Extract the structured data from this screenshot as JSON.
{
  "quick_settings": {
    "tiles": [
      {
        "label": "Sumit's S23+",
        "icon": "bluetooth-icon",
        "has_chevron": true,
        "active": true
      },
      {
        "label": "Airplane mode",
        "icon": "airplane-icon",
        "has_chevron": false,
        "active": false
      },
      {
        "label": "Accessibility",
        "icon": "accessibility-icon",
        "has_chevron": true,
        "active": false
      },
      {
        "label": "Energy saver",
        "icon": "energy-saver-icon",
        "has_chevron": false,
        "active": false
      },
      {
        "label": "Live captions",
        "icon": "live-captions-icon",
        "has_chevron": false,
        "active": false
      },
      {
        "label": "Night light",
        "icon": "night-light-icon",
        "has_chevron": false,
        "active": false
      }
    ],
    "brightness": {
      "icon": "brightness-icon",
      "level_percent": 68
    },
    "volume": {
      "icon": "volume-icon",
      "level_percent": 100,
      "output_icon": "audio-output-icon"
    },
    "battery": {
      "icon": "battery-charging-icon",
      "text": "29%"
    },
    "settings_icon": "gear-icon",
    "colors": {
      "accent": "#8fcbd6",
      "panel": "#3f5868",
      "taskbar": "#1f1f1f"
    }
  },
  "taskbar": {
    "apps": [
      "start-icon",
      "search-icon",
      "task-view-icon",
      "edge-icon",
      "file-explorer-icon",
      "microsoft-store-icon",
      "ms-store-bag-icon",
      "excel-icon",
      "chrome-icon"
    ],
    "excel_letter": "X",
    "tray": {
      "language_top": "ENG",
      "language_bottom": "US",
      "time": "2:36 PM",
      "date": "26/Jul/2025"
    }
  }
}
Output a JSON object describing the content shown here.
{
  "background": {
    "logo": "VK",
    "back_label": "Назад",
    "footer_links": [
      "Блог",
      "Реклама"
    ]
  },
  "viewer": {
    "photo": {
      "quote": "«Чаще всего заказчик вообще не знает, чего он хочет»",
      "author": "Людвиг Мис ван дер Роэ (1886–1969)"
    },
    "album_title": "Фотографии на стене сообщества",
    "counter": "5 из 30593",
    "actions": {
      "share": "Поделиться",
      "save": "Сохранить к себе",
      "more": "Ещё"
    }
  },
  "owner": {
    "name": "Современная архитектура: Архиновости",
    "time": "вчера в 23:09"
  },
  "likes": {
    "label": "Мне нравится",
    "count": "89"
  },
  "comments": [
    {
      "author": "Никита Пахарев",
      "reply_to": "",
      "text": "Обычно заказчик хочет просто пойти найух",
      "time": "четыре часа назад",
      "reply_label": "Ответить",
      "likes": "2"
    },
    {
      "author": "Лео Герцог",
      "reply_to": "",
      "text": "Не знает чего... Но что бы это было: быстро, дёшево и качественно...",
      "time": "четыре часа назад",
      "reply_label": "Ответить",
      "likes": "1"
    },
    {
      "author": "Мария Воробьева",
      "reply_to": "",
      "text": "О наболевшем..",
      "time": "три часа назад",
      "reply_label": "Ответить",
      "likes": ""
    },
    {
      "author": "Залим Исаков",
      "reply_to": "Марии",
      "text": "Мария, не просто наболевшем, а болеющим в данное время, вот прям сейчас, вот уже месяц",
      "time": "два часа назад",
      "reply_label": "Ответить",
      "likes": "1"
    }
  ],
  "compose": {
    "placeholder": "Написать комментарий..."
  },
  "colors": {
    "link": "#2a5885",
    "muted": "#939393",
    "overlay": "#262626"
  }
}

....

> Directive: Take the lines from the one containing "Output a JSON" to the last line of the material above and write them out exactly.

> Answer to the task:
Output a JSON object describing the content shown here.
{
  "background": {
    "logo": "VK",
    "back_label": "Назад",
    "footer_links": [
      "Блог",
      "Реклама"
    ]
  },
  "viewer": {
    "photo": {
      "quote": "«Чаще всего заказчик вообще не знает, чего он хочет»",
      "author": "Людвиг Мис ван дер Роэ (1886–1969)"
    },
    "album_title": "Фотографии на стене сообщества",
    "counter": "5 из 30593",
    "actions": {
      "share": "Поделиться",
      "save": "Сохранить к себе",
      "more": "Ещё"
    }
  },
  "owner": {
    "name": "Современная архитектура: Архиновости",
    "time": "вчера в 23:09"
  },
  "likes": {
    "label": "Мне нравится",
    "count": "89"
  },
  "comments": [
    {
      "author": "Никита Пахарев",
      "reply_to": "",
      "text": "Обычно заказчик хочет просто пойти найух",
      "time": "четыре часа назад",
      "reply_label": "Ответить",
      "likes": "2"
    },
    {
      "author": "Лео Герцог",
      "reply_to": "",
      "text": "Не знает чего... Но что бы это было: быстро, дёшево и качественно...",
      "time": "четыре часа назад",
      "reply_label": "Ответить",
      "likes": "1"
    },
    {
      "author": "Мария Воробьева",
      "reply_to": "",
      "text": "О наболевшем..",
      "time": "три часа назад",
      "reply_label": "Ответить",
      "likes": ""
    },
    {
      "author": "Залим Исаков",
      "reply_to": "Марии",
      "text": "Мария, не просто наболевшем, а болеющим в данное время, вот прям сейчас, вот уже месяц",
      "time": "два часа назад",
      "reply_label": "Ответить",
      "likes": "1"
    }
  ],
  "compose": {
    "placeholder": "Написать комментарий..."
  },
  "colors": {
    "link": "#2a5885",
    "muted": "#939393",
    "overlay": "#262626"
  }
}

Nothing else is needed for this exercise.